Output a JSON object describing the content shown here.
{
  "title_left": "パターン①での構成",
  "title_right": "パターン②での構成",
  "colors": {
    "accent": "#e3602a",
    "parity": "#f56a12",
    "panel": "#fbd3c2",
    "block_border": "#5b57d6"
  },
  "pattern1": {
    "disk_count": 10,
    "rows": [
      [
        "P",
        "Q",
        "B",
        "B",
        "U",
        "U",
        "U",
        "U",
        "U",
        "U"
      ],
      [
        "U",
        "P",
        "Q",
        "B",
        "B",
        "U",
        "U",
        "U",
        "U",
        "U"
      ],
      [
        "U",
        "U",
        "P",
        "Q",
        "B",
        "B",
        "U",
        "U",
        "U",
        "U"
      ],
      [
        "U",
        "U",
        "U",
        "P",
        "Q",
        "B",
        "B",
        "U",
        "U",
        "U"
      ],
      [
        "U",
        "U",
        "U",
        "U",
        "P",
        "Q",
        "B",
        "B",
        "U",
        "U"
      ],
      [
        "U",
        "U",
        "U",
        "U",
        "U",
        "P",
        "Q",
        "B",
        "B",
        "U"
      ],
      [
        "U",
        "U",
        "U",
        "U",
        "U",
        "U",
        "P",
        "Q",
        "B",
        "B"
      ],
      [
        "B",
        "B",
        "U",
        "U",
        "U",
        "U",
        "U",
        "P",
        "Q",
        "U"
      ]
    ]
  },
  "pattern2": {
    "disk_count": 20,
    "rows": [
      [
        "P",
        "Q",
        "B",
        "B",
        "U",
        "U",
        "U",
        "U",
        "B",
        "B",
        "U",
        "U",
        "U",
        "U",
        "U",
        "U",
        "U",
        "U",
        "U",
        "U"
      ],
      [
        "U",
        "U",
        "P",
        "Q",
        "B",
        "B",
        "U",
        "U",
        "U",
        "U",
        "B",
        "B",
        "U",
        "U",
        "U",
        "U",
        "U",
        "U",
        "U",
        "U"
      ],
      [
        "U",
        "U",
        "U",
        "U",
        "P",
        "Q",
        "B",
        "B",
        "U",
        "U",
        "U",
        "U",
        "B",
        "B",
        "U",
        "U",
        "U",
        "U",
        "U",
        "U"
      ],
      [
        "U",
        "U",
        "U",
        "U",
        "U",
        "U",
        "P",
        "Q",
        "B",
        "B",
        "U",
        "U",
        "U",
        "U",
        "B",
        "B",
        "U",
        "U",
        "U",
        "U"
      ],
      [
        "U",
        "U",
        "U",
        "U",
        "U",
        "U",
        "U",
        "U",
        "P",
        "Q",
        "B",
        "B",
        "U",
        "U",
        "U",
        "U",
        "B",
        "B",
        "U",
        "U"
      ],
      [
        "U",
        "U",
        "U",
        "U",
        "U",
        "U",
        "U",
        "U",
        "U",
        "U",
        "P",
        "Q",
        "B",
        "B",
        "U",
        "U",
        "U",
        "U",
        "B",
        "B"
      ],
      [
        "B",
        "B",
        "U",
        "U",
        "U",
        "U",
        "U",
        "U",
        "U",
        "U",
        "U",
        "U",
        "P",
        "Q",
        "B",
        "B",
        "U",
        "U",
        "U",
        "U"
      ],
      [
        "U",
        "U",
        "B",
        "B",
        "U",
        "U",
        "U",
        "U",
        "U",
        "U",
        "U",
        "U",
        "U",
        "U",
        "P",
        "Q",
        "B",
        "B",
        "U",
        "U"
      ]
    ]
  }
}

************

Write out every line from the records above, word for word.

Output a JSON object describing the content shown here.
{
  "title_left": "パターン①での構成",
  "title_right": "パターン②での構成",
  "colors": {
    "accent": "#e3602a",
    "parity": "#f56a12",
    "panel": "#fbd3c2",
    "block_border": "#5b57d6"
  },
  "pattern1": {
    "disk_count": 10,
    "rows": [
      [
        "P",
        "Q",
        "B",
        "B",
        "U",
        "U",
        "U",
        "U",
        "U",
        "U"
      ],
      [
        "U",
        "P",
        "Q",
        "B",
        "B",
        "U",
        "U",
        "U",
        "U",
        "U"
      ],
      [
        "U",
        "U",
        "P",
        "Q",
        "B",
        "B",
        "U",
        "U",
        "U",
        "U"
      ],
      [
        "U",
        "U",
        "U",
        "P",
        "Q",
        "B",
        "B",
        "U",
        "U",
        "U"
      ],
      [
        "U",
        "U",
        "U",
        "U",
        "P",
        "Q",
        "B",
        "B",
        "U",
        "U"
      ],
      [
        "U",
        "U",
        "U",
        "U",
        "U",
        "P",
        "Q",
        "B",
        "B",
        "U"
      ],
      [
        "U",
        "U",
        "U",
        "U",
        "U",
        "U",
        "P",
        "Q",
        "B",
        "B"
      ],
      [
        "B",
        "B",
        "U",
        "U",
        "U",
        "U",
        "U",
        "P",
        "Q",
        "U"
      ]
    ]
  },
  "pattern2": {
    "disk_count": 20,
    "rows": [
      [
        "P",
        "Q",
        "B",
        "B",
        "U",
        "U",
        "U",
        "U",
        "B",
        "B",
        "U",
        "U",
        "U",
        "U",
        "U",
        "U",
        "U",
        "U",
        "U",
        "U"
      ],
      [
        "U",
        "U",
        "P",
        "Q",
        "B",
        "B",
        "U",
        "U",
        "U",
        "U",
        "B",
        "B",
        "U",
        "U",
        "U",
        "U",
        "U",
        "U",
        "U",
        "U"
      ],
      [
        "U",
        "U",
        "U",
        "U",
        "P",
        "Q",
        "B",
        "B",
        "U",
        "U",
        "U",
        "U",
        "B",
        "B",
        "U",
        "U",
        "U",
        "U",
        "U",
        "U"
      ],
      [
        "U",
        "U",
        "U",
        "U",
        "U",
        "U",
        "P",
        "Q",
        "B",
        "B",
        "U",
        "U",
        "U",
        "U",
        "B",
        "B",
        "U",
        "U",
        "U",
        "U"
      ],
      [
        "U",
        "U",
        "U",
        "U",
        "U",
        "U",
        "U",
        "U",
        "P",
        "Q",
        "B",
        "B",
        "U",
        "U",
        "U",
        "U",
        "B",
        "B",
        "U",
        "U"
      ],
      [
        "U",
        "U",
        "U",
        "U",
        "U",
        "U",
        "U",
        "U",
        "U",
        "U",
        "P",
        "Q",
        "B",
        "B",
        "U",
        "U",
        "U",
        "U",
        "B",
        "B"
      ],
      [
        "B",
        "B",
        "U",
        "U",
        "U",
        "U",
        "U",
        "U",
        "U",
        "U",
        "U",
        "U",
        "P",
        "Q",
        "B",
        "B",
        "U",
        "U",
        "U",
        "U"
      ],
      [
        "U",
        "U",
        "B",
        "B",
        "U",
        "U",
        "U",
        "U",
        "U",
        "U",
        "U",
        "U",
        "U",
        "U",
        "P",
        "Q",
        "B",
        "B",
        "U",
        "U"
      ]
    ]
  }
}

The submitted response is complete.